*AIM*: Return every line of the data below that includes the string "zarządzanie".

-- BEGIN SUPPLIED RECORDS --

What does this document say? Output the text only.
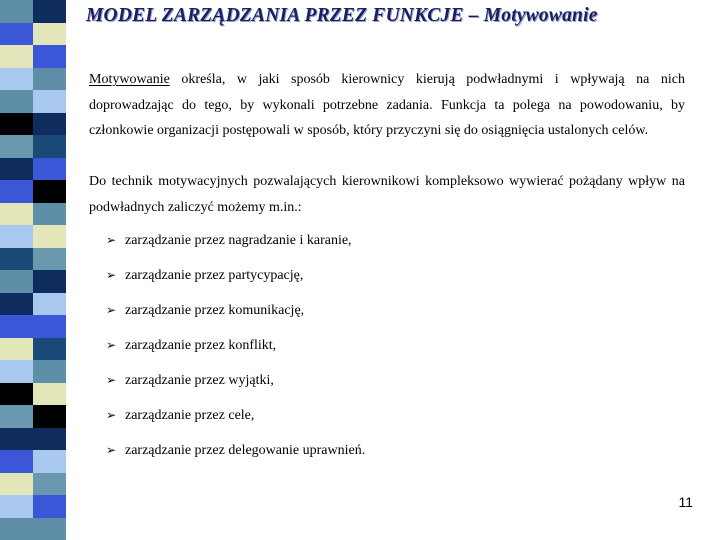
MODEL ZARZĄDZANIA PRZEZ FUNKCJE – Motywowanie
Motywowanie określa, w jaki sposób kierownicy kierują podwładnymi i wpływają na nich doprowadzając do tego, by wykonali potrzebne zadania. Funkcja ta polega na powodowaniu, by członkowie organizacji postępowali w sposób, który przyczyni się do osiągnięcia ustalonych celów.
Do technik motywacyjnych pozwalających kierownikowi kompleksowo wywierać pożądany wpływ na podwładnych zaliczyć możemy m.in.:
➢ zarządzanie przez nagradzanie i karanie,
➢ zarządzanie przez partycypację,
➢ zarządzanie przez komunikację,
➢ zarządzanie przez konflikt,
➢ zarządzanie przez wyjątki,
➢ zarządzanie przez cele,
➢ zarządzanie przez delegowanie uprawnień.
11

-- END SUPPLIED RECORDS --

*CORRECT RESPONSE*:
➢ zarządzanie przez nagradzanie i karanie,
➢ zarządzanie przez partycypację,
➢ zarządzanie przez komunikację,
➢ zarządzanie przez konflikt,
➢ zarządzanie przez wyjątki,
➢ zarządzanie przez cele,
➢ zarządzanie przez delegowanie uprawnień.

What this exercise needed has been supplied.